____ EXTRACTED TEXT
Government policies are attempting to increase investment and innovation within the technology sector. While on work experience Ava Gaule (Yr12 student) from Aylesbury High School explored what policies the UK, China and USA have implemented to drive innovation.  

Innovation is a critical part of the advancement of technology, and it also drives advances in other industries such as renewable energy and artificial intelligence. The long term benefits seen from the development of technology can not be overstated, the main advantage being an increase in productivity, but external benefits to the environment through more sustainable production are also significant, e.g: the development of solar panels, mobile phones, and the internet. In order to fund this innovation, investments must be made either from the government, or from private companies; government policies can be used to encourage this investment. Governments can subsidise industries or can implement tax relief within sectors to encourage investment. 


The UK


March 2023, the Chancellor of the Exchequer in the UK announced a £3.5 billion funding plan, in hopes that it will boost the UK within the science and technology industry. This statement was complemented by £370 million in both funding and projects. These initiatives not only aim to finance startups within the science and technology industry while encouraging investment in research and development (R&D), but it should also secure the UK’s position as a growing economy through providing high skilled job opportunities, and by presenting the UK as a strong competitor in the global tech sector. There has also been a £100 million investment plan into 26 R&D projects in Glasgow, Greater Manchester and West Midlands, supporting major cities to compete in research and innovation worldwide. R&D tax relief is one policy the UK is using to encourage investments, corporation tax relief is given for those working on innovation within science and technology and allows lower cost of production leading to greater reinvestment within businesses, driving innovation and making the UK technology industry internationally competitive. By supporting start up companies, which would normally have limited funds and resources, there are greater incentives to enter the market while allowing pre-existing small and middle enterprise (SMEs) to compete with larger companies in the industry; the greater number of businesses within a market, allows a greater flow of ideas and innovation, it can also prompt innovation by having high competition, as businesses attempt to differentiate themselves from competitors.
________
TO-DO LIST -
1. From the article on government policy and technology innovation, set down the stretch from "Innovation is a" through "to encourage investment." word for word.
2. Resume the article on government policy and technology innovation from the point where it stops.
____ RECORDS SHOWN
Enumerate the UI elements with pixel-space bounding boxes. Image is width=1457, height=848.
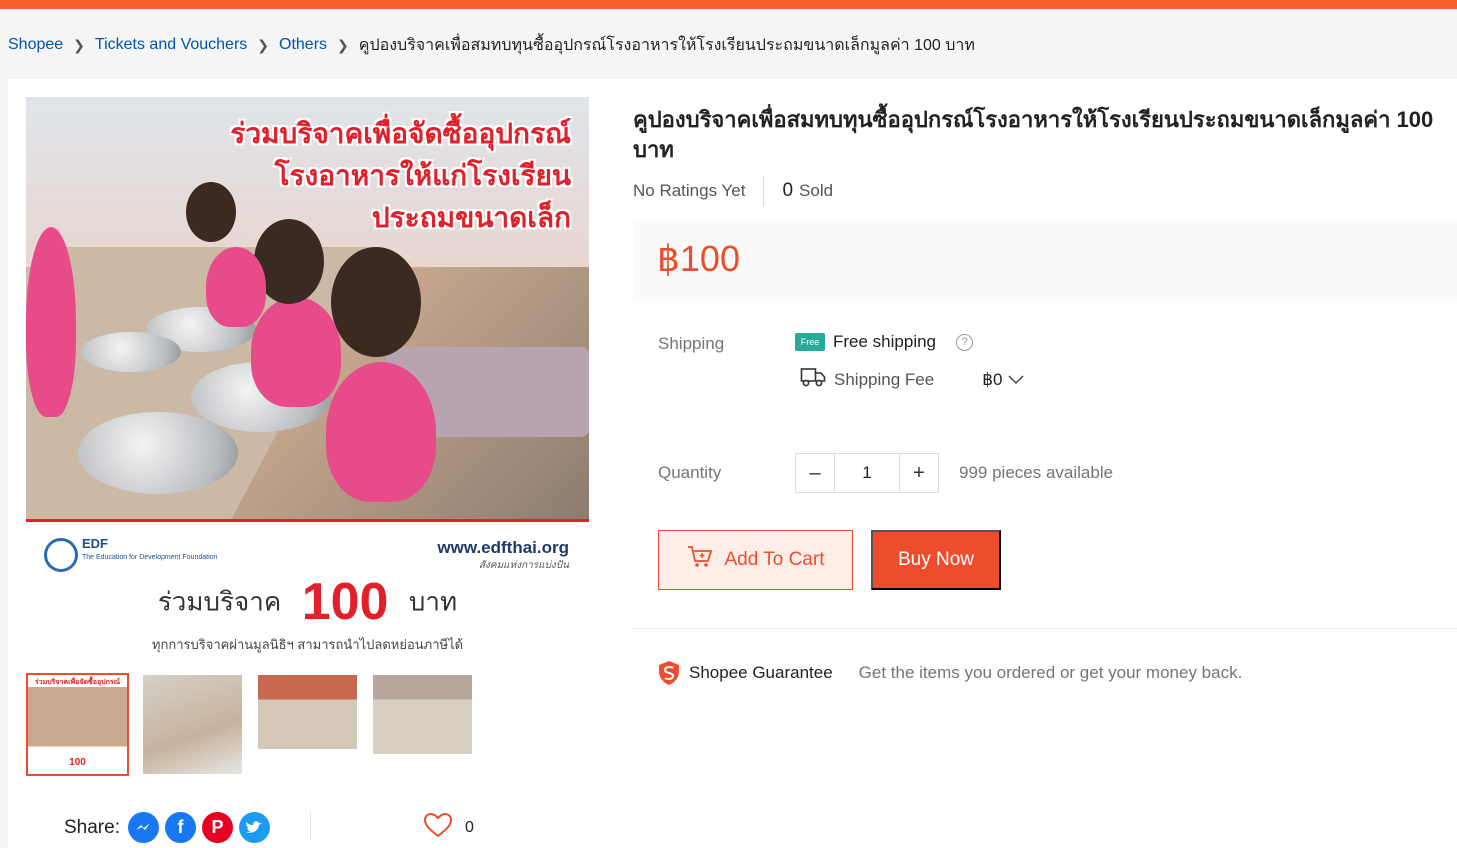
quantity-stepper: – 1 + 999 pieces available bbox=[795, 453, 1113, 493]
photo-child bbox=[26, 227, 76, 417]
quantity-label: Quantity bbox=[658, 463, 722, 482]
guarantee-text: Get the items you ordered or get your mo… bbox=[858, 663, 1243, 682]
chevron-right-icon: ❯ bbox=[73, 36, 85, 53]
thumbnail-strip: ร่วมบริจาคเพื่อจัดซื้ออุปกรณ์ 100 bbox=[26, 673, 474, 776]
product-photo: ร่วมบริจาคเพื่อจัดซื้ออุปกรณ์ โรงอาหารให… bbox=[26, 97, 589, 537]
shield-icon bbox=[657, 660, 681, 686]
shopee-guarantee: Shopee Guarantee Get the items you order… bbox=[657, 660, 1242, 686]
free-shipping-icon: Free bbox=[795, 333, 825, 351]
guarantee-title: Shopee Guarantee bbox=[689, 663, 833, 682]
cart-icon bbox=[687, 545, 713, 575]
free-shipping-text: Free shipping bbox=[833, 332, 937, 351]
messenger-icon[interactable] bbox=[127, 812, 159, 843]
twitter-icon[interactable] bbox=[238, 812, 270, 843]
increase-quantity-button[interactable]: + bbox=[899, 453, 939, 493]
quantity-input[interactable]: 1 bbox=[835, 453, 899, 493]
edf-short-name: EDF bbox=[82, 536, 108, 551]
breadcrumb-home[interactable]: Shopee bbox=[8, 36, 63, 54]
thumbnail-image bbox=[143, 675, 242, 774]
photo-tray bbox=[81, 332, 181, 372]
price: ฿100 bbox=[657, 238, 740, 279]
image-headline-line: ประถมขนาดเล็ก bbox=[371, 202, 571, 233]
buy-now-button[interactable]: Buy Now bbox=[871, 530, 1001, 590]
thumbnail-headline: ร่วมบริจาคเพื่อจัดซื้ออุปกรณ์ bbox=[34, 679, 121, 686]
________
ANSWERS FOR THE TASKS -
1.
Innovation is a critical part of the advancement of technology, and it also drives advances in other industries such as renewable energy and artificial intelligence. The long term benefits seen from the development of technology can not be overstated, the main advantage being an increase in productivity, but external benefits to the environment through more sustainable production are also significant, e.g: the development of solar panels, mobile phones, and the internet. In order to fund this innovation, investments must be made either from the government, or from private companies; government policies can be used to encourage this investment. Governments can subsidise industries or can implement tax relief within sectors to encourage investment.

2.
The Inflation Reduction Act, which became active in January 2023, includes a number of policies. It provides incentives to reduce renewable energy cost and is encouraging foreign businesses, within the green energy sector, to shift investment and manufacturing to the USA. 


  • There are plans to supply $369 billion in both subsidies and tax credits in the next decade. Subsidies, such as the one currently on nuclear power plants, should increase the life spans of pre-existing plants, while also encouraging other energy companies to switch either investment or manufacturing to the USA. 
  • One of the policies include a minimum 15% tax on corporations with profits over $1 billion, which could damage the economy and the technology industry. Higher corporation tax means an increased cost of production, leading to lower innovation, however it should cut the federal budget deficit by $300 billion. 
  • Another policy is the methane tax, this tax is charged per tonne of methane that businesses produce, exceeding the threshold of 25,000 metric tons of carbon dioxide equivalent per year. For the year 2024, the charge will be $900/tonne and will increase for later years. This should incentivise businesses to switch to greener energy sources to avoid the tax and decrease their cost of production, a higher demand for this sustainable energy from larger businesses should help promote investment into greener technologies. 
  • With a large sum of the total spending going towards tax credits on renewable energy, consumers are better incentivised to purchase sustainable appliances and businesses are encouraged to invest in clean energy during manufacturing.


This comprehensive approach will force other regions of the world, such as Europe, to respond to the package of policies encouraging tech and investment.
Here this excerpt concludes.